# [Items from a data source]
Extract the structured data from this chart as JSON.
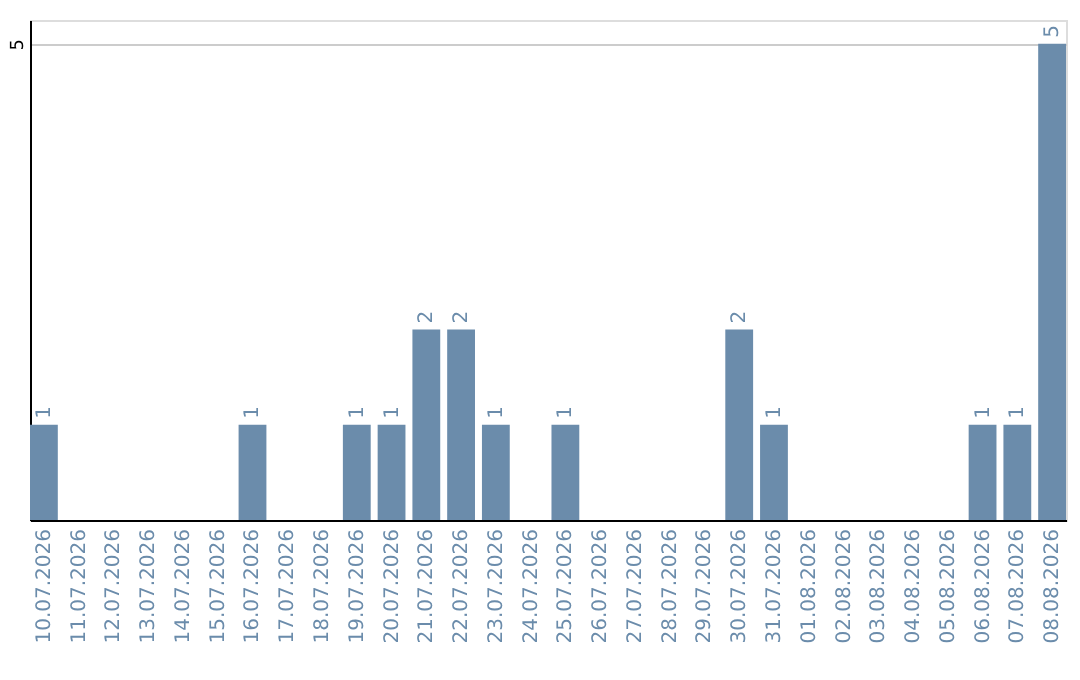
{
  "chart_data": {
    "type": "bar",
    "categories": [
      "10.07.2026",
      "11.07.2026",
      "12.07.2026",
      "13.07.2026",
      "14.07.2026",
      "15.07.2026",
      "16.07.2026",
      "17.07.2026",
      "18.07.2026",
      "19.07.2026",
      "20.07.2026",
      "21.07.2026",
      "22.07.2026",
      "23.07.2026",
      "24.07.2026",
      "25.07.2026",
      "26.07.2026",
      "27.07.2026",
      "28.07.2026",
      "29.07.2026",
      "30.07.2026",
      "31.07.2026",
      "01.08.2026",
      "02.08.2026",
      "03.08.2026",
      "04.08.2026",
      "05.08.2026",
      "06.08.2026",
      "07.08.2026",
      "08.08.2026"
    ],
    "values": [
      1,
      0,
      0,
      0,
      0,
      0,
      1,
      0,
      0,
      1,
      1,
      2,
      2,
      1,
      0,
      1,
      0,
      0,
      0,
      0,
      2,
      1,
      0,
      0,
      0,
      0,
      0,
      1,
      1,
      5
    ],
    "value_labels": [
      "1",
      null,
      null,
      null,
      null,
      null,
      "1",
      null,
      null,
      "1",
      "1",
      "2",
      "2",
      "1",
      null,
      "1",
      null,
      null,
      null,
      null,
      "2",
      "1",
      null,
      null,
      null,
      null,
      null,
      "1",
      "1",
      "5"
    ],
    "color": "#6b8cab",
    "ylim": [
      0,
      5.25
    ],
    "yticks": [
      5
    ],
    "grid": "y"
  }
}
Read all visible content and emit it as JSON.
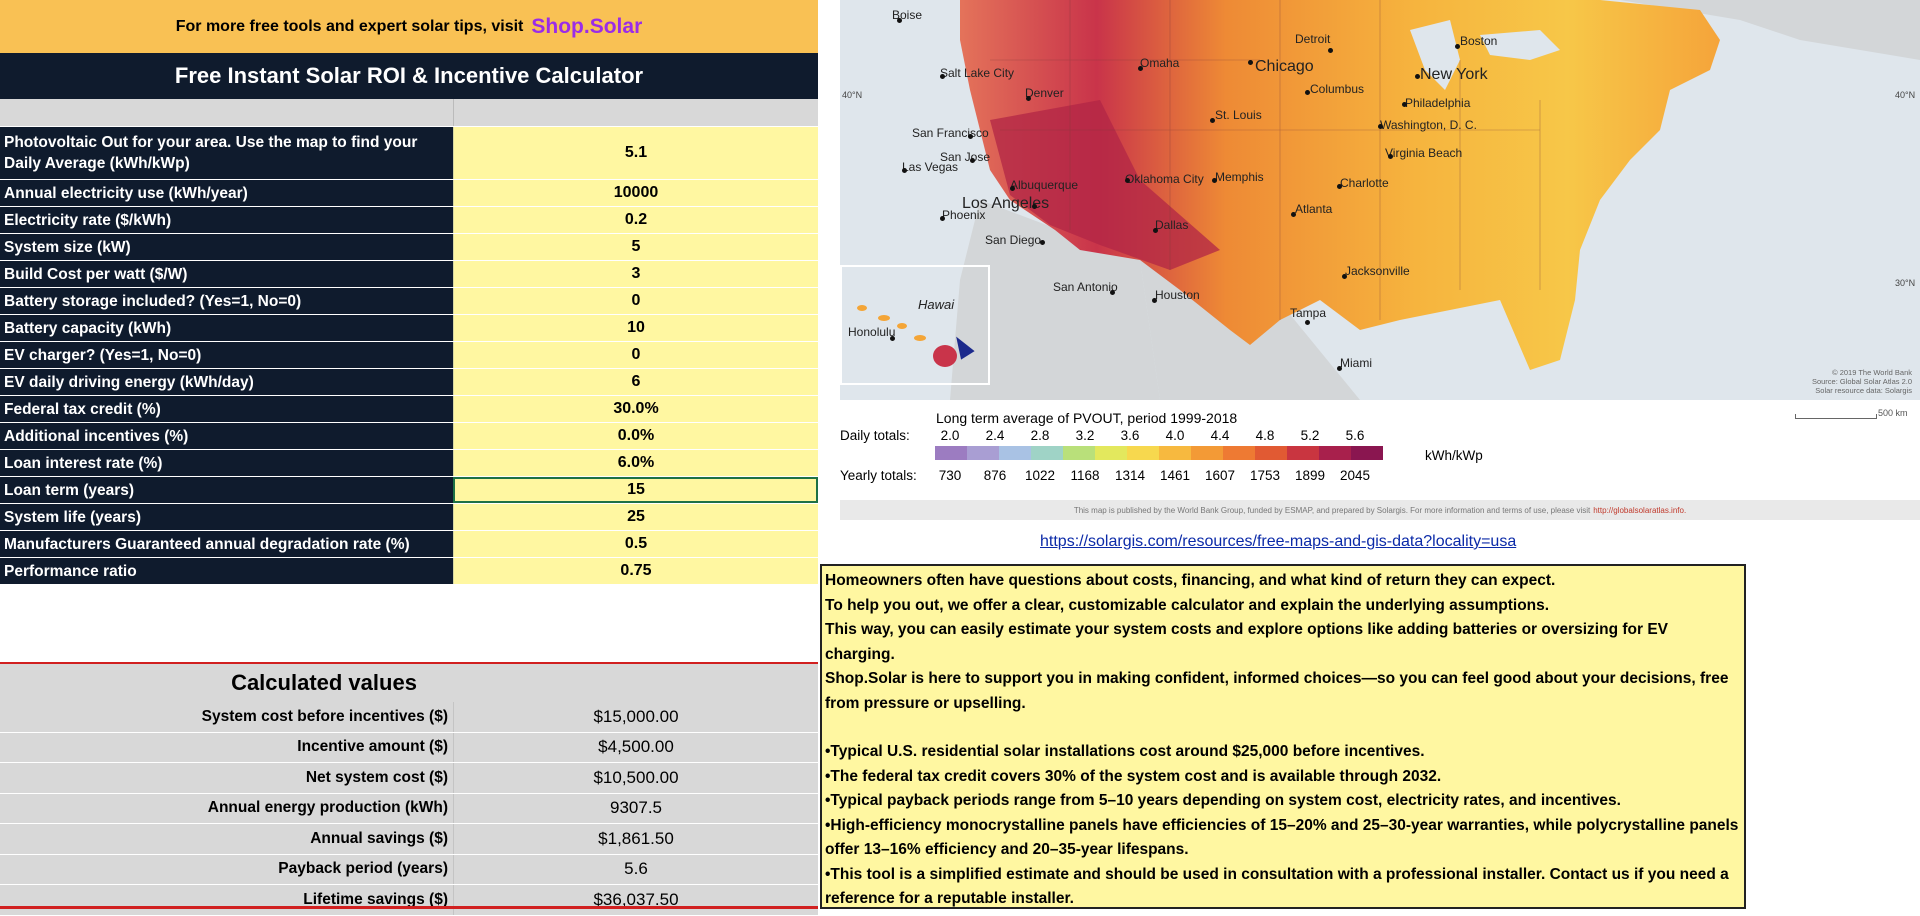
{
  "banner": {
    "text": "For more free tools and expert solar tips, visit",
    "brand": "Shop.Solar"
  },
  "title": "Free Instant Solar ROI & Incentive Calculator",
  "inputs": [
    {
      "label": "Photovoltaic Out for your area. Use the map to find your Daily Average (kWh/kWp)",
      "value": "5.1"
    },
    {
      "label": "Annual electricity use (kWh/year)",
      "value": "10000"
    },
    {
      "label": "Electricity rate ($/kWh)",
      "value": "0.2"
    },
    {
      "label": "System size (kW)",
      "value": "5"
    },
    {
      "label": "Build Cost per watt ($/W)",
      "value": "3"
    },
    {
      "label": "Battery storage included? (Yes=1, No=0)",
      "value": "0"
    },
    {
      "label": "Battery capacity (kWh)",
      "value": "10"
    },
    {
      "label": "EV charger? (Yes=1, No=0)",
      "value": "0"
    },
    {
      "label": "EV daily driving energy (kWh/day)",
      "value": "6"
    },
    {
      "label": "Federal tax credit (%)",
      "value": "30.0%"
    },
    {
      "label": "Additional incentives (%)",
      "value": "0.0%"
    },
    {
      "label": "Loan interest rate (%)",
      "value": "6.0%"
    },
    {
      "label": "Loan term (years)",
      "value": "15"
    },
    {
      "label": "System life (years)",
      "value": "25"
    },
    {
      "label": "Manufacturers Guaranteed annual degradation rate (%)",
      "value": "0.5"
    },
    {
      "label": "Performance ratio",
      "value": "0.75"
    }
  ],
  "calculated": {
    "heading": "Calculated values",
    "rows": [
      {
        "label": "System cost before incentives ($)",
        "value": "$15,000.00"
      },
      {
        "label": "Incentive amount ($)",
        "value": "$4,500.00"
      },
      {
        "label": "Net system cost ($)",
        "value": "$10,500.00"
      },
      {
        "label": "Annual energy production (kWh)",
        "value": "9307.5"
      },
      {
        "label": "Annual savings ($)",
        "value": "$1,861.50"
      },
      {
        "label": "Payback period (years)",
        "value": "5.6"
      },
      {
        "label": "Lifetime savings ($)",
        "value": "$36,037.50"
      }
    ]
  },
  "map": {
    "cities": [
      {
        "name": "Boise",
        "big": false
      },
      {
        "name": "Salt Lake City",
        "big": false
      },
      {
        "name": "Denver",
        "big": false
      },
      {
        "name": "Omaha",
        "big": false
      },
      {
        "name": "Detroit",
        "big": false
      },
      {
        "name": "Boston",
        "big": false
      },
      {
        "name": "Chicago",
        "big": true
      },
      {
        "name": "New York",
        "big": true
      },
      {
        "name": "Columbus",
        "big": false
      },
      {
        "name": "Philadelphia",
        "big": false
      },
      {
        "name": "St. Louis",
        "big": false
      },
      {
        "name": "Washington, D. C.",
        "big": false
      },
      {
        "name": "San Francisco",
        "big": false
      },
      {
        "name": "San Jose",
        "big": false
      },
      {
        "name": "Virginia Beach",
        "big": false
      },
      {
        "name": "Las Vegas",
        "big": false
      },
      {
        "name": "Oklahoma City",
        "big": false
      },
      {
        "name": "Albuquerque",
        "big": false
      },
      {
        "name": "Memphis",
        "big": false
      },
      {
        "name": "Charlotte",
        "big": false
      },
      {
        "name": "Los Angeles",
        "big": true
      },
      {
        "name": "Phoenix",
        "big": false
      },
      {
        "name": "Atlanta",
        "big": false
      },
      {
        "name": "Dallas",
        "big": false
      },
      {
        "name": "San Diego",
        "big": false
      },
      {
        "name": "Jacksonville",
        "big": false
      },
      {
        "name": "San Antonio",
        "big": false
      },
      {
        "name": "Houston",
        "big": false
      },
      {
        "name": "Tampa",
        "big": false
      },
      {
        "name": "Honolulu",
        "big": false
      },
      {
        "name": "Miami",
        "big": false
      }
    ],
    "hawaii_label": "Hawai",
    "lat_labels": [
      "40°N",
      "40°N",
      "30°N"
    ],
    "credit": [
      "© 2019 The World Bank",
      "Source: Global Solar Atlas 2.0",
      "Solar resource data: Solargis"
    ],
    "scalebar_label": "500 km"
  },
  "legend": {
    "title": "Long term average of PVOUT, period 1999-2018",
    "daily_label": "Daily totals:",
    "yearly_label": "Yearly totals:",
    "daily_ticks": [
      "2.0",
      "2.4",
      "2.8",
      "3.2",
      "3.6",
      "4.0",
      "4.4",
      "4.8",
      "5.2",
      "5.6"
    ],
    "yearly_ticks": [
      "730",
      "876",
      "1022",
      "1168",
      "1314",
      "1461",
      "1607",
      "1753",
      "1899",
      "2045"
    ],
    "unit": "kWh/kWp",
    "colors": [
      "#9c7cc1",
      "#a99ed3",
      "#a9c2e4",
      "#9fd3c6",
      "#b9e07a",
      "#e3e85d",
      "#f7d84e",
      "#f7b93f",
      "#f39a36",
      "#ee7a33",
      "#e15a33",
      "#c93540",
      "#a8204c",
      "#8a1650"
    ],
    "note": "This map is published by the World Bank Group, funded by ESMAP, and prepared by Solargis. For more information and terms of use, please visit",
    "note_link": "http://globalsolaratlas.info."
  },
  "link": "https://solargis.com/resources/free-maps-and-gis-data?locality=usa",
  "info": [
    "Homeowners often have questions about costs, financing, and what kind of return they can expect.",
    "To help you out, we offer a clear, customizable calculator and explain the underlying assumptions.",
    "This way, you can easily estimate your system costs and explore options like adding batteries or oversizing for EV charging.",
    "Shop.Solar is here to support you in making confident, informed choices—so you can feel good about your decisions, free from pressure or upselling.",
    "",
    "•Typical U.S. residential solar installations cost around $25,000 before incentives.",
    "•The federal tax credit covers 30% of the system cost and is available through 2032.",
    "•Typical payback periods range from 5–10 years depending on system cost, electricity rates, and incentives.",
    "•High-efficiency monocrystalline panels have efficiencies of 15–20% and 25–30-year warranties, while polycrystalline panels offer 13–16% efficiency and 20–35-year lifespans.",
    "•This tool is a simplified estimate and should be used in consultation with a professional installer. Contact us if you need a reference for a reputable installer."
  ]
}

# [Aim]
Using the records above, retype everything exactly except the pictures.

# [The result]
Extract the structured data from this chart as JSON.
{
  "chart_data": {
    "type": "bar",
    "categories": [
      "10.07.2026",
      "11.07.2026",
      "12.07.2026",
      "13.07.2026",
      "14.07.2026",
      "15.07.2026",
      "16.07.2026",
      "17.07.2026",
      "18.07.2026",
      "19.07.2026",
      "20.07.2026",
      "21.07.2026",
      "22.07.2026",
      "23.07.2026",
      "24.07.2026",
      "25.07.2026",
      "26.07.2026",
      "27.07.2026",
      "28.07.2026",
      "29.07.2026",
      "30.07.2026",
      "31.07.2026",
      "01.08.2026",
      "02.08.2026",
      "03.08.2026",
      "04.08.2026",
      "05.08.2026",
      "06.08.2026",
      "07.08.2026",
      "08.08.2026"
    ],
    "values": [
      1,
      0,
      0,
      0,
      0,
      0,
      1,
      0,
      0,
      1,
      1,
      2,
      2,
      1,
      0,
      1,
      0,
      0,
      0,
      0,
      2,
      1,
      0,
      0,
      0,
      0,
      0,
      1,
      1,
      5
    ],
    "value_labels": [
      "1",
      null,
      null,
      null,
      null,
      null,
      "1",
      null,
      null,
      "1",
      "1",
      "2",
      "2",
      "1",
      null,
      "1",
      null,
      null,
      null,
      null,
      "2",
      "1",
      null,
      null,
      null,
      null,
      null,
      "1",
      "1",
      "5"
    ],
    "color": "#6b8cab",
    "ylim": [
      0,
      5.25
    ],
    "yticks": [
      5
    ],
    "grid": "y"
  }
}
Read all visible content and emit it as JSON.
{
  "banner": {
    "text": "For more free tools and expert solar tips, visit",
    "brand": "Shop.Solar"
  },
  "title": "Free Instant Solar ROI & Incentive Calculator",
  "inputs": [
    {
      "label": "Photovoltaic Out for your area. Use the map to find your Daily Average (kWh/kWp)",
      "value": "5.1"
    },
    {
      "label": "Annual electricity use (kWh/year)",
      "value": "10000"
    },
    {
      "label": "Electricity rate ($/kWh)",
      "value": "0.2"
    },
    {
      "label": "System size (kW)",
      "value": "5"
    },
    {
      "label": "Build Cost per watt ($/W)",
      "value": "3"
    },
    {
      "label": "Battery storage included? (Yes=1, No=0)",
      "value": "0"
    },
    {
      "label": "Battery capacity (kWh)",
      "value": "10"
    },
    {
      "label": "EV charger? (Yes=1, No=0)",
      "value": "0"
    },
    {
      "label": "EV daily driving energy (kWh/day)",
      "value": "6"
    },
    {
      "label": "Federal tax credit (%)",
      "value": "30.0%"
    },
    {
      "label": "Additional incentives (%)",
      "value": "0.0%"
    },
    {
      "label": "Loan interest rate (%)",
      "value": "6.0%"
    },
    {
      "label": "Loan term (years)",
      "value": "15"
    },
    {
      "label": "System life (years)",
      "value": "25"
    },
    {
      "label": "Manufacturers Guaranteed annual degradation rate (%)",
      "value": "0.5"
    },
    {
      "label": "Performance ratio",
      "value": "0.75"
    }
  ],
  "calculated": {
    "heading": "Calculated values",
    "rows": [
      {
        "label": "System cost before incentives ($)",
        "value": "$15,000.00"
      },
      {
        "label": "Incentive amount ($)",
        "value": "$4,500.00"
      },
      {
        "label": "Net system cost ($)",
        "value": "$10,500.00"
      },
      {
        "label": "Annual energy production (kWh)",
        "value": "9307.5"
      },
      {
        "label": "Annual savings ($)",
        "value": "$1,861.50"
      },
      {
        "label": "Payback period (years)",
        "value": "5.6"
      },
      {
        "label": "Lifetime savings ($)",
        "value": "$36,037.50"
      }
    ]
  },
  "map": {
    "cities": [
      {
        "name": "Boise",
        "big": false
      },
      {
        "name": "Salt Lake City",
        "big": false
      },
      {
        "name": "Denver",
        "big": false
      },
      {
        "name": "Omaha",
        "big": false
      },
      {
        "name": "Detroit",
        "big": false
      },
      {
        "name": "Boston",
        "big": false
      },
      {
        "name": "Chicago",
        "big": true
      },
      {
        "name": "New York",
        "big": true
      },
      {
        "name": "Columbus",
        "big": false
      },
      {
        "name": "Philadelphia",
        "big": false
      },
      {
        "name": "St. Louis",
        "big": false
      },
      {
        "name": "Washington, D. C.",
        "big": false
      },
      {
        "name": "San Francisco",
        "big": false
      },
      {
        "name": "San Jose",
        "big": false
      },
      {
        "name": "Virginia Beach",
        "big": false
      },
      {
        "name": "Las Vegas",
        "big": false
      },
      {
        "name": "Oklahoma City",
        "big": false
      },
      {
        "name": "Albuquerque",
        "big": false
      },
      {
        "name": "Memphis",
        "big": false
      },
      {
        "name": "Charlotte",
        "big": false
      },
      {
        "name": "Los Angeles",
        "big": true
      },
      {
        "name": "Phoenix",
        "big": false
      },
      {
        "name": "Atlanta",
        "big": false
      },
      {
        "name": "Dallas",
        "big": false
      },
      {
        "name": "San Diego",
        "big": false
      },
      {
        "name": "Jacksonville",
        "big": false
      },
      {
        "name": "San Antonio",
        "big": false
      },
      {
        "name": "Houston",
        "big": false
      },
      {
        "name": "Tampa",
        "big": false
      },
      {
        "name": "Honolulu",
        "big": false
      },
      {
        "name": "Miami",
        "big": false
      }
    ],
    "hawaii_label": "Hawai",
    "lat_labels": [
      "40°N",
      "40°N",
      "30°N"
    ],
    "credit": [
      "© 2019 The World Bank",
      "Source: Global Solar Atlas 2.0",
      "Solar resource data: Solargis"
    ],
    "scalebar_label": "500 km"
  },
  "legend": {
    "title": "Long term average of PVOUT, period 1999-2018",
    "daily_label": "Daily totals:",
    "yearly_label": "Yearly totals:",
    "daily_ticks": [
      "2.0",
      "2.4",
      "2.8",
      "3.2",
      "3.6",
      "4.0",
      "4.4",
      "4.8",
      "5.2",
      "5.6"
    ],
    "yearly_ticks": [
      "730",
      "876",
      "1022",
      "1168",
      "1314",
      "1461",
      "1607",
      "1753",
      "1899",
      "2045"
    ],
    "unit": "kWh/kWp",
    "colors": [
      "#9c7cc1",
      "#a99ed3",
      "#a9c2e4",
      "#9fd3c6",
      "#b9e07a",
      "#e3e85d",
      "#f7d84e",
      "#f7b93f",
      "#f39a36",
      "#ee7a33",
      "#e15a33",
      "#c93540",
      "#a8204c",
      "#8a1650"
    ],
    "note": "This map is published by the World Bank Group, funded by ESMAP, and prepared by Solargis. For more information and terms of use, please visit",
    "note_link": "http://globalsolaratlas.info."
  },
  "link": "https://solargis.com/resources/free-maps-and-gis-data?locality=usa",
  "info": [
    "Homeowners often have questions about costs, financing, and what kind of return they can expect.",
    "To help you out, we offer a clear, customizable calculator and explain the underlying assumptions.",
    "This way, you can easily estimate your system costs and explore options like adding batteries or oversizing for EV charging.",
    "Shop.Solar is here to support you in making confident, informed choices—so you can feel good about your decisions, free from pressure or upselling.",
    "",
    "•Typical U.S. residential solar installations cost around $25,000 before incentives.",
    "•The federal tax credit covers 30% of the system cost and is available through 2032.",
    "•Typical payback periods range from 5–10 years depending on system cost, electricity rates, and incentives.",
    "•High-efficiency monocrystalline panels have efficiencies of 15–20% and 25–30-year warranties, while polycrystalline panels offer 13–16% efficiency and 20–35-year lifespans.",
    "•This tool is a simplified estimate and should be used in consultation with a professional installer. Contact us if you need a reference for a reputable installer."
  ]
}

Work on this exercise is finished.